## DIRECTIONS FOR THIS TASK
Rewrite the lines starting at the one containing "Text: 2: 2: [40, 502, 48, 515]" and ending at the one containing "Text: 3: 3: [222, 78, 230, 91]", both included, as a numbered list, omitting any blank lines.

══ DATA EXTRACT

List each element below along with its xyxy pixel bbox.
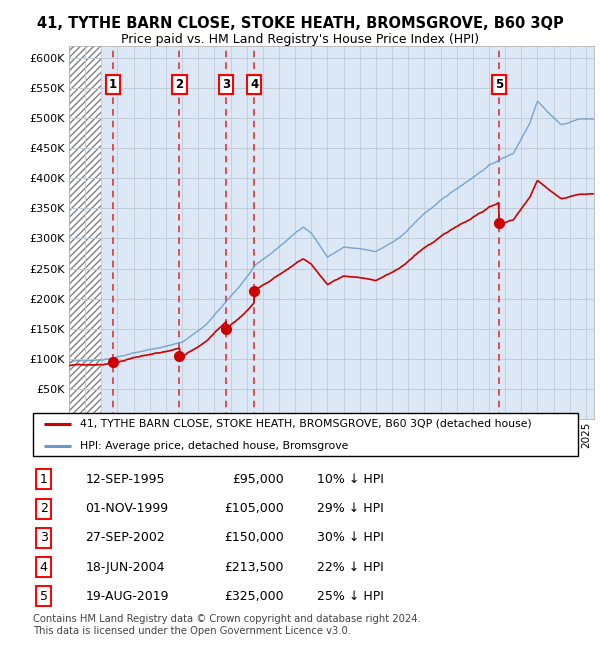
Text: 2: 2: [40, 502, 48, 515]
Text: £105,000: £105,000: [224, 502, 284, 515]
Text: 41, TYTHE BARN CLOSE, STOKE HEATH, BROMSGROVE, B60 3QP: 41, TYTHE BARN CLOSE, STOKE HEATH, BROMS…: [37, 16, 563, 31]
Text: 4: 4: [40, 560, 48, 574]
Text: £95,000: £95,000: [232, 473, 284, 486]
Text: Price paid vs. HM Land Registry's House Price Index (HPI): Price paid vs. HM Land Registry's House …: [121, 32, 479, 46]
Text: 2: 2: [175, 78, 184, 91]
Text: 4: 4: [250, 78, 258, 91]
Text: 10% ↓ HPI: 10% ↓ HPI: [317, 473, 384, 486]
Text: 3: 3: [40, 532, 48, 545]
Bar: [69, 46, 101, 419]
Text: 29% ↓ HPI: 29% ↓ HPI: [317, 502, 384, 515]
Text: HPI: Average price, detached house, Bromsgrove: HPI: Average price, detached house, Brom…: [80, 441, 348, 451]
Text: 01-NOV-1999: 01-NOV-1999: [85, 502, 169, 515]
Text: 3: 3: [222, 78, 230, 91]
Text: 19-AUG-2019: 19-AUG-2019: [85, 590, 169, 603]
Text: 5: 5: [495, 78, 503, 91]
Text: 12-SEP-1995: 12-SEP-1995: [85, 473, 164, 486]
Text: 22% ↓ HPI: 22% ↓ HPI: [317, 560, 384, 574]
Text: 41, TYTHE BARN CLOSE, STOKE HEATH, BROMSGROVE, B60 3QP (detached house): 41, TYTHE BARN CLOSE, STOKE HEATH, BROMS…: [80, 419, 532, 428]
Text: £325,000: £325,000: [224, 590, 284, 603]
Text: Contains HM Land Registry data © Crown copyright and database right 2024.
This d: Contains HM Land Registry data © Crown c…: [33, 614, 421, 636]
Text: £213,500: £213,500: [224, 560, 284, 574]
Text: 27-SEP-2002: 27-SEP-2002: [85, 532, 165, 545]
Text: 5: 5: [40, 590, 48, 603]
Text: £150,000: £150,000: [224, 532, 284, 545]
Text: 1: 1: [40, 473, 48, 486]
Text: 25% ↓ HPI: 25% ↓ HPI: [317, 590, 384, 603]
Text: 18-JUN-2004: 18-JUN-2004: [85, 560, 164, 574]
FancyBboxPatch shape: [33, 413, 578, 456]
Text: 30% ↓ HPI: 30% ↓ HPI: [317, 532, 384, 545]
Text: 1: 1: [109, 78, 117, 91]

════

## CORRECT RESULT
1. Text: 2: 2: [40, 502, 48, 515]
2. Text: £105,000: £105,000: [224, 502, 284, 515]
3. Text: 41, TYTHE BARN CLOSE, STOKE HEATH, BROMSGROVE, B60 3QP: 41, TYTHE BARN CLOSE, STOKE HEATH, BROMS…: [37, 16, 563, 31]
4. Text: 4: 4: [40, 560, 48, 574]
5. Text: £95,000: £95,000: [232, 473, 284, 486]
6. Text: Price paid vs. HM Land Registry's House Price Index (HPI): Price paid vs. HM Land Registry's House …: [121, 32, 479, 46]
7. Text: 2: 2: [175, 78, 184, 91]
8. Text: 4: 4: [250, 78, 258, 91]
9. Text: 10% ↓ HPI: 10% ↓ HPI: [317, 473, 384, 486]
10. Text: 3: 3: [40, 532, 48, 545]
11. Bar: [69, 46, 101, 419]
12. Text: 29% ↓ HPI: 29% ↓ HPI: [317, 502, 384, 515]
13. Text: HPI: Average price, detached house, Bromsgrove: HPI: Average price, detached house, Brom…: [80, 441, 348, 451]
14. Text: 01-NOV-1999: 01-NOV-1999: [85, 502, 169, 515]
15. Text: 3: 3: [222, 78, 230, 91]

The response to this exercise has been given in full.